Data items

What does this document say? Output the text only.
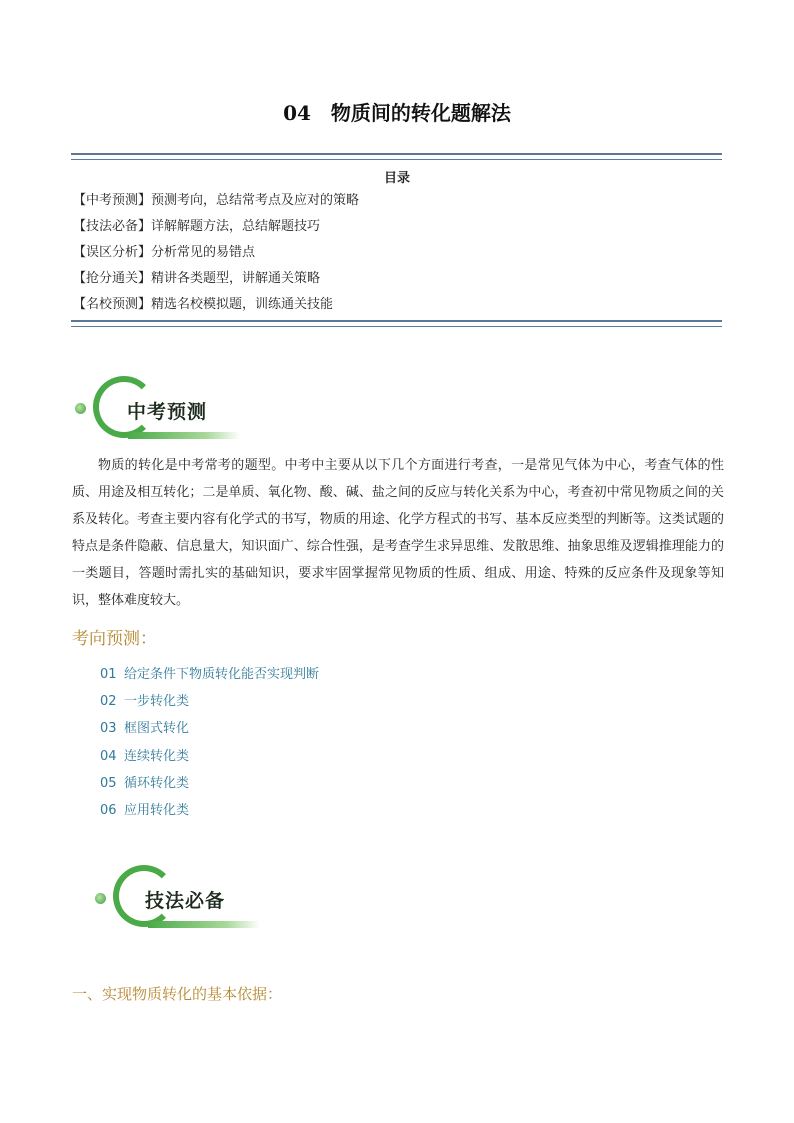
04　物质间的转化题解法
目录
【中考预测】预测考向，总结常考点及应对的策略
【技法必备】详解解题方法，总结解题技巧
【误区分析】分析常见的易错点
【抢分通关】精讲各类题型，讲解通关策略
【名校预测】精选名校模拟题，训练通关技能
中考预测

物质的转化是中考常考的题型。中考中主要从以下几个方面进行考查，一是常见气体为中心，考查气体的性质、用途及相互转化；二是单质、氧化物、酸、碱、盐之间的反应与转化关系为中心，考查初中常见物质之间的关系及转化。考查主要内容有化学式的书写，物质的用途、化学方程式的书写、基本反应类型的判断等。这类试题的特点是条件隐蔽、信息量大，知识面广、综合性强，是考查学生求异思维、发散思维、抽象思维及逻辑推理能力的一类题目，答题时需扎实的基础知识，要求牢固掌握常见物质的性质、组成、用途、特殊的反应条件及现象等知识，整体难度较大。

考向预测：
01 给定条件下物质转化能否实现判断
02 一步转化类
03 框图式转化
04 连续转化类
05 循环转化类
06 应用转化类
技法必备
一、实现物质转化的基本依据：
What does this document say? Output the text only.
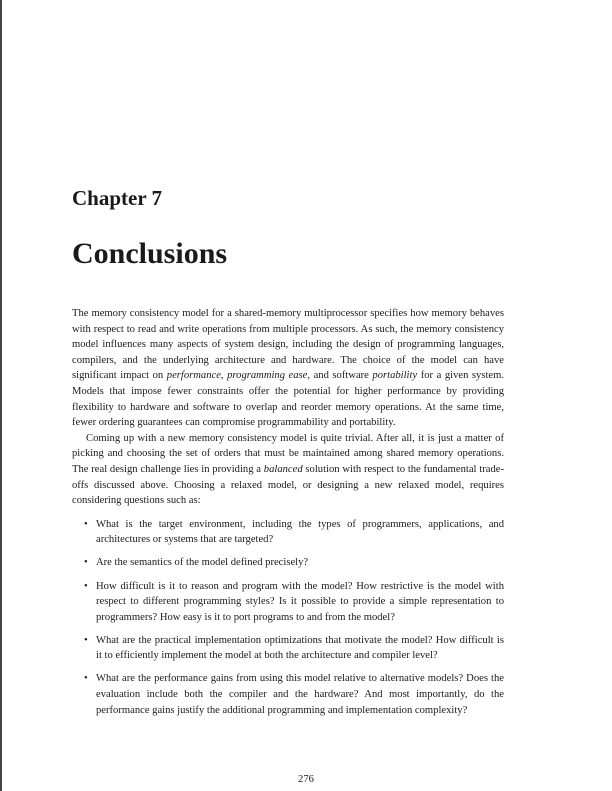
Chapter 7
Conclusions

The memory consistency model for a shared-memory multiprocessor specifies how memory behaves with respect to read and write operations from multiple processors. As such, the memory consistency model influences many aspects of system design, including the design of programming languages, compilers, and the underlying architecture and hardware. The choice of the model can have significant impact on performance, programming ease, and software portability for a given system. Models that impose fewer constraints offer the potential for higher performance by providing flexibility to hardware and software to overlap and reorder memory operations. At the same time, fewer ordering guarantees can compromise programmability and portability.

Coming up with a new memory consistency model is quite trivial. After all, it is just a matter of picking and choosing the set of orders that must be maintained among shared memory operations. The real design challenge lies in providing a balanced solution with respect to the fundamental trade-offs discussed above. Choosing a relaxed model, or designing a new relaxed model, requires considering questions such as:

• What is the target environment, including the types of programmers, applications, and architectures or systems that are targeted?
• Are the semantics of the model defined precisely?
• How difficult is it to reason and program with the model? How restrictive is the model with respect to different programming styles? Is it possible to provide a simple representation to programmers? How easy is it to port programs to and from the model?
• What are the practical implementation optimizations that motivate the model? How difficult is it to efficiently implement the model at both the architecture and compiler level?
• What are the performance gains from using this model relative to alternative models? Does the evaluation include both the compiler and the hardware? And most importantly, do the performance gains justify the additional programming and implementation complexity?
276
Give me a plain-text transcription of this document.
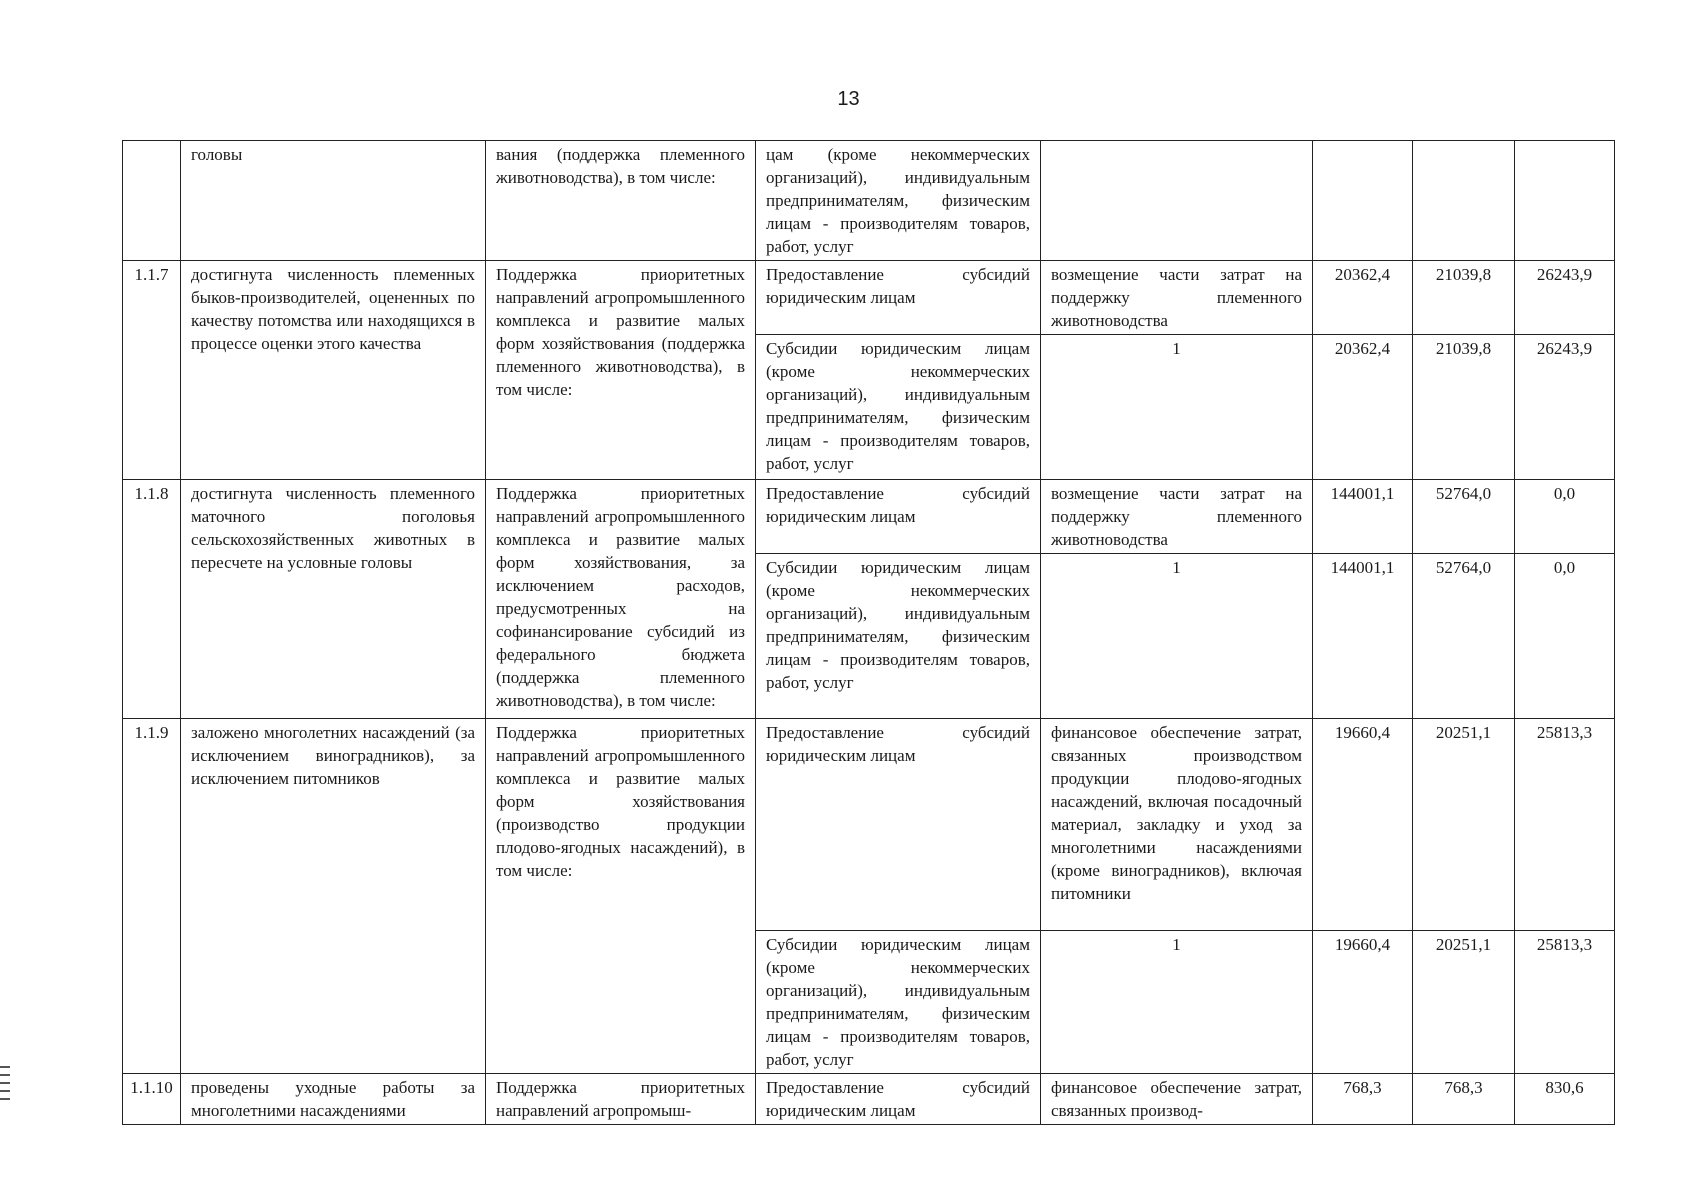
13
	головы	вания (поддержка племенного животноводства), в том числе:	цам (кроме некоммерческих организаций), индивидуальным предпринимателям, физическим лицам - производителям товаров, работ, услуг				
1.1.7	достигнута численность племенных быков-производителей, оцененных по качеству потомства или находящихся в процессе оценки этого качества	Поддержка приоритетных направлений агропромышленного комплекса и развитие малых форм хозяйствования (поддержка племенного животноводства), в том числе:	Предоставление субсидий юридическим лицам	возмещение части затрат на поддержку племенного животноводства	20362,4	21039,8	26243,9
			Субсидии юридическим лицам (кроме некоммерческих организаций), индивидуальным предпринимателям, физическим лицам - производителям товаров, работ, услуг	1	20362,4	21039,8	26243,9
1.1.8	достигнута численность племенного маточного поголовья сельскохозяйственных животных в пересчете на условные головы	Поддержка приоритетных направлений агропромышленного комплекса и развитие малых форм хозяйствования, за исключением расходов, предусмотренных на софинансирование субсидий из федерального бюджета (поддержка племенного животноводства), в том числе:	Предоставление субсидий юридическим лицам	возмещение части затрат на поддержку племенного животноводства	144001,1	52764,0	0,0
			Субсидии юридическим лицам (кроме некоммерческих организаций), индивидуальным предпринимателям, физическим лицам - производителям товаров, работ, услуг	1	144001,1	52764,0	0,0
1.1.9	заложено многолетних насаждений (за исключением виноградников), за исключением питомников	Поддержка приоритетных направлений агропромышленного комплекса и развитие малых форм хозяйствования (производство продукции плодово-ягодных насаждений), в том числе:	Предоставление субсидий юридическим лицам	финансовое обеспечение затрат, связанных производством продукции плодово-ягодных насаждений, включая посадочный материал, закладку и уход за многолетними насаждениями (кроме виноградников), включая питомники	19660,4	20251,1	25813,3
			Субсидии юридическим лицам (кроме некоммерческих организаций), индивидуальным предпринимателям, физическим лицам - производителям товаров, работ, услуг	1	19660,4	20251,1	25813,3
1.1.10	проведены уходные работы за многолетними насаждениями	Поддержка приоритетных направлений агропромыш-	Предоставление субсидий юридическим лицам	финансовое обеспечение затрат, связанных производ-	768,3	768,3	830,6
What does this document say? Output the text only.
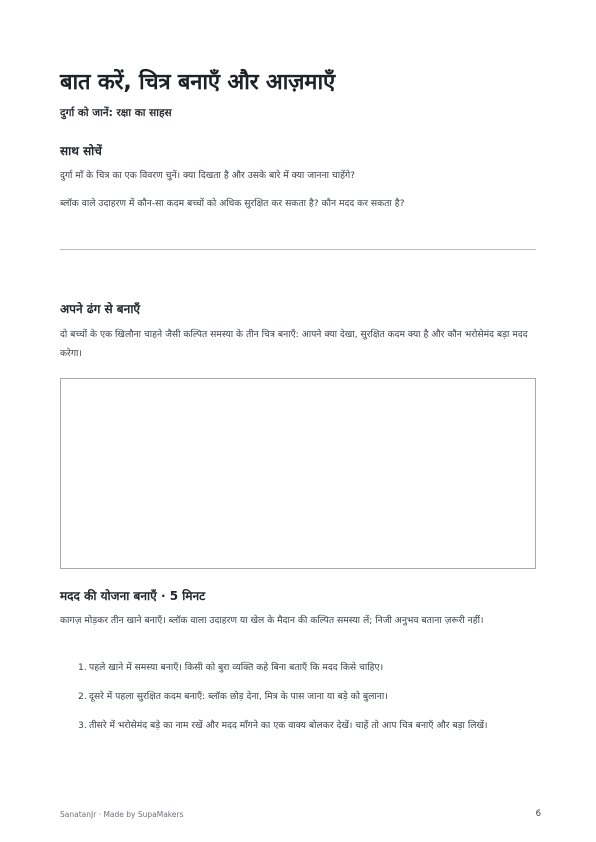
बात करें, चित्र बनाएँ और आज़माएँ
दुर्गा को जानें: रक्षा का साहस
साथ सोचें
दुर्गा माँ के चित्र का एक विवरण चुनें। क्या दिखता है और उसके बारे में क्या जानना चाहेंगे?
ब्लॉक वाले उदाहरण में कौन-सा कदम बच्चों को अधिक सुरक्षित कर सकता है? कौन मदद कर सकता है?
अपने ढंग से बनाएँ
दो बच्चों के एक खिलौना चाहने जैसी कल्पित समस्या के तीन चित्र बनाएँ: आपने क्या देखा, सुरक्षित कदम क्या है और कौन भरोसेमंद बड़ा मदद करेगा।
मदद की योजना बनाएँ · 5 मिनट
कागज़ मोड़कर तीन खाने बनाएँ। ब्लॉक वाला उदाहरण या खेल के मैदान की कल्पित समस्या लें; निजी अनुभव बताना ज़रूरी नहीं।
1. पहले खाने में समस्या बनाएँ। किसी को बुरा व्यक्ति कहे बिना बताएँ कि मदद किसे चाहिए।
2. दूसरे में पहला सुरक्षित कदम बनाएँ: ब्लॉक छोड़ देना, मित्र के पास जाना या बड़े को बुलाना।
3. तीसरे में भरोसेमंद बड़े का नाम रखें और मदद माँगने का एक वाक्य बोलकर देखें। चाहें तो आप चित्र बनाएँ और बड़ा लिखें।
SanatanJr · Made by SupaMakers	6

The request:
Give back each entry exactly as it appears, with no pictures.

In response:
What does this document say? Output the text only.
04　物质间的转化题解法
目录
【中考预测】预测考向，总结常考点及应对的策略
【技法必备】详解解题方法，总结解题技巧
【误区分析】分析常见的易错点
【抢分通关】精讲各类题型，讲解通关策略
【名校预测】精选名校模拟题，训练通关技能
中考预测

物质的转化是中考常考的题型。中考中主要从以下几个方面进行考查，一是常见气体为中心，考查气体的性质、用途及相互转化；二是单质、氧化物、酸、碱、盐之间的反应与转化关系为中心，考查初中常见物质之间的关系及转化。考查主要内容有化学式的书写，物质的用途、化学方程式的书写、基本反应类型的判断等。这类试题的特点是条件隐蔽、信息量大，知识面广、综合性强，是考查学生求异思维、发散思维、抽象思维及逻辑推理能力的一类题目，答题时需扎实的基础知识，要求牢固掌握常见物质的性质、组成、用途、特殊的反应条件及现象等知识，整体难度较大。

考向预测：
01 给定条件下物质转化能否实现判断
02 一步转化类
03 框图式转化
04 连续转化类
05 循环转化类
06 应用转化类
技法必备
一、实现物质转化的基本依据：
What does this document say? Output the text only.
Chapter 7
Conclusions

The memory consistency model for a shared-memory multiprocessor specifies how memory behaves with respect to read and write operations from multiple processors. As such, the memory consistency model influences many aspects of system design, including the design of programming languages, compilers, and the underlying architecture and hardware. The choice of the model can have significant impact on performance, programming ease, and software portability for a given system. Models that impose fewer constraints offer the potential for higher performance by providing flexibility to hardware and software to overlap and reorder memory operations. At the same time, fewer ordering guarantees can compromise programmability and portability.

Coming up with a new memory consistency model is quite trivial. After all, it is just a matter of picking and choosing the set of orders that must be maintained among shared memory operations. The real design challenge lies in providing a balanced solution with respect to the fundamental trade-offs discussed above. Choosing a relaxed model, or designing a new relaxed model, requires considering questions such as:

• What is the target environment, including the types of programmers, applications, and architectures or systems that are targeted?
• Are the semantics of the model defined precisely?
• How difficult is it to reason and program with the model? How restrictive is the model with respect to different programming styles? Is it possible to provide a simple representation to programmers? How easy is it to port programs to and from the model?
• What are the practical implementation optimizations that motivate the model? How difficult is it to efficiently implement the model at both the architecture and compiler level?
• What are the performance gains from using this model relative to alternative models? Does the evaluation include both the compiler and the hardware? And most importantly, do the performance gains justify the additional programming and implementation complexity?
276
Give me a plain-text transcription of this document.
13
	головы	вания (поддержка племенного животноводства), в том числе:	цам (кроме некоммерческих организаций), индивидуальным предпринимателям, физическим лицам - производителям товаров, работ, услуг				
1.1.7	достигнута численность племенных быков-производителей, оцененных по качеству потомства или находящихся в процессе оценки этого качества	Поддержка приоритетных направлений агропромышленного комплекса и развитие малых форм хозяйствования (поддержка племенного животноводства), в том числе:	Предоставление субсидий юридическим лицам	возмещение части затрат на поддержку племенного животноводства	20362,4	21039,8	26243,9
			Субсидии юридическим лицам (кроме некоммерческих организаций), индивидуальным предпринимателям, физическим лицам - производителям товаров, работ, услуг	1	20362,4	21039,8	26243,9
1.1.8	достигнута численность племенного маточного поголовья сельскохозяйственных животных в пересчете на условные головы	Поддержка приоритетных направлений агропромышленного комплекса и развитие малых форм хозяйствования, за исключением расходов, предусмотренных на софинансирование субсидий из федерального бюджета (поддержка племенного животноводства), в том числе:	Предоставление субсидий юридическим лицам	возмещение части затрат на поддержку племенного животноводства	144001,1	52764,0	0,0
			Субсидии юридическим лицам (кроме некоммерческих организаций), индивидуальным предпринимателям, физическим лицам - производителям товаров, работ, услуг	1	144001,1	52764,0	0,0
1.1.9	заложено многолетних насаждений (за исключением виноградников), за исключением питомников	Поддержка приоритетных направлений агропромышленного комплекса и развитие малых форм хозяйствования (производство продукции плодово-ягодных насаждений), в том числе:	Предоставление субсидий юридическим лицам	финансовое обеспечение затрат, связанных производством продукции плодово-ягодных насаждений, включая посадочный материал, закладку и уход за многолетними насаждениями (кроме виноградников), включая питомники	19660,4	20251,1	25813,3
			Субсидии юридическим лицам (кроме некоммерческих организаций), индивидуальным предпринимателям, физическим лицам - производителям товаров, работ, услуг	1	19660,4	20251,1	25813,3
1.1.10	проведены уходные работы за многолетними насаждениями	Поддержка приоритетных направлений агропромыш-	Предоставление субсидий юридическим лицам	финансовое обеспечение затрат, связанных производ-	768,3	768,3	830,6
What does this document say? Output the text only.
बात करें, चित्र बनाएँ और आज़माएँ
दुर्गा को जानें: रक्षा का साहस
साथ सोचें
दुर्गा माँ के चित्र का एक विवरण चुनें। क्या दिखता है और उसके बारे में क्या जानना चाहेंगे?
ब्लॉक वाले उदाहरण में कौन-सा कदम बच्चों को अधिक सुरक्षित कर सकता है? कौन मदद कर सकता है?
अपने ढंग से बनाएँ
दो बच्चों के एक खिलौना चाहने जैसी कल्पित समस्या के तीन चित्र बनाएँ: आपने क्या देखा, सुरक्षित कदम क्या है और कौन भरोसेमंद बड़ा मदद करेगा।
मदद की योजना बनाएँ · 5 मिनट
कागज़ मोड़कर तीन खाने बनाएँ। ब्लॉक वाला उदाहरण या खेल के मैदान की कल्पित समस्या लें; निजी अनुभव बताना ज़रूरी नहीं।
1. पहले खाने में समस्या बनाएँ। किसी को बुरा व्यक्ति कहे बिना बताएँ कि मदद किसे चाहिए।
2. दूसरे में पहला सुरक्षित कदम बनाएँ: ब्लॉक छोड़ देना, मित्र के पास जाना या बड़े को बुलाना।
3. तीसरे में भरोसेमंद बड़े का नाम रखें और मदद माँगने का एक वाक्य बोलकर देखें। चाहें तो आप चित्र बनाएँ और बड़ा लिखें।
SanatanJr · Made by SupaMakers	6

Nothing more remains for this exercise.